> Excerpted records:

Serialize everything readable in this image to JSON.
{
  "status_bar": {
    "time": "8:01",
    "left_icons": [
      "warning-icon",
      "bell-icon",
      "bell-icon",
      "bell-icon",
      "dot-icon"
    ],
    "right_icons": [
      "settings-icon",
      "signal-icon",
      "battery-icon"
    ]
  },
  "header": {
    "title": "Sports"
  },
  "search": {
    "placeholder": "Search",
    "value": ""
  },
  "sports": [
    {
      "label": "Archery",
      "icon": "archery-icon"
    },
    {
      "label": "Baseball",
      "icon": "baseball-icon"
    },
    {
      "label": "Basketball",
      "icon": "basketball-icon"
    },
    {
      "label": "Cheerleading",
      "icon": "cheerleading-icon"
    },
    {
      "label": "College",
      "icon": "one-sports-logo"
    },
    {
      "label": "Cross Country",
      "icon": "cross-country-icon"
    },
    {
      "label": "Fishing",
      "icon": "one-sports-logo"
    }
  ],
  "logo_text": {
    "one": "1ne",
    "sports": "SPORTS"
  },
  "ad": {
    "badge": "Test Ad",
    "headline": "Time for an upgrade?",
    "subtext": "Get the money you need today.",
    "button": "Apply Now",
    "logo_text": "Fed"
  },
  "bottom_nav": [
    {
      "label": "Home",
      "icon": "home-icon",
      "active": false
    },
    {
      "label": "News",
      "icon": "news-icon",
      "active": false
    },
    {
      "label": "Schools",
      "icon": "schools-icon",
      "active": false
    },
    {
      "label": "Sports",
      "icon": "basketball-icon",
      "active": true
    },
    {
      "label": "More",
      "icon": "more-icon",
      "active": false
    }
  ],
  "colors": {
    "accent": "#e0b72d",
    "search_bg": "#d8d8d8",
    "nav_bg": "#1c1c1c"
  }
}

> Do this: Write out every entry above, word for word.

> Task output:
Serialize everything readable in this image to JSON.
{
  "status_bar": {
    "time": "8:01",
    "left_icons": [
      "warning-icon",
      "bell-icon",
      "bell-icon",
      "bell-icon",
      "dot-icon"
    ],
    "right_icons": [
      "settings-icon",
      "signal-icon",
      "battery-icon"
    ]
  },
  "header": {
    "title": "Sports"
  },
  "search": {
    "placeholder": "Search",
    "value": ""
  },
  "sports": [
    {
      "label": "Archery",
      "icon": "archery-icon"
    },
    {
      "label": "Baseball",
      "icon": "baseball-icon"
    },
    {
      "label": "Basketball",
      "icon": "basketball-icon"
    },
    {
      "label": "Cheerleading",
      "icon": "cheerleading-icon"
    },
    {
      "label": "College",
      "icon": "one-sports-logo"
    },
    {
      "label": "Cross Country",
      "icon": "cross-country-icon"
    },
    {
      "label": "Fishing",
      "icon": "one-sports-logo"
    }
  ],
  "logo_text": {
    "one": "1ne",
    "sports": "SPORTS"
  },
  "ad": {
    "badge": "Test Ad",
    "headline": "Time for an upgrade?",
    "subtext": "Get the money you need today.",
    "button": "Apply Now",
    "logo_text": "Fed"
  },
  "bottom_nav": [
    {
      "label": "Home",
      "icon": "home-icon",
      "active": false
    },
    {
      "label": "News",
      "icon": "news-icon",
      "active": false
    },
    {
      "label": "Schools",
      "icon": "schools-icon",
      "active": false
    },
    {
      "label": "Sports",
      "icon": "basketball-icon",
      "active": true
    },
    {
      "label": "More",
      "icon": "more-icon",
      "active": false
    }
  ],
  "colors": {
    "accent": "#e0b72d",
    "search_bg": "#d8d8d8",
    "nav_bg": "#1c1c1c"
  }
}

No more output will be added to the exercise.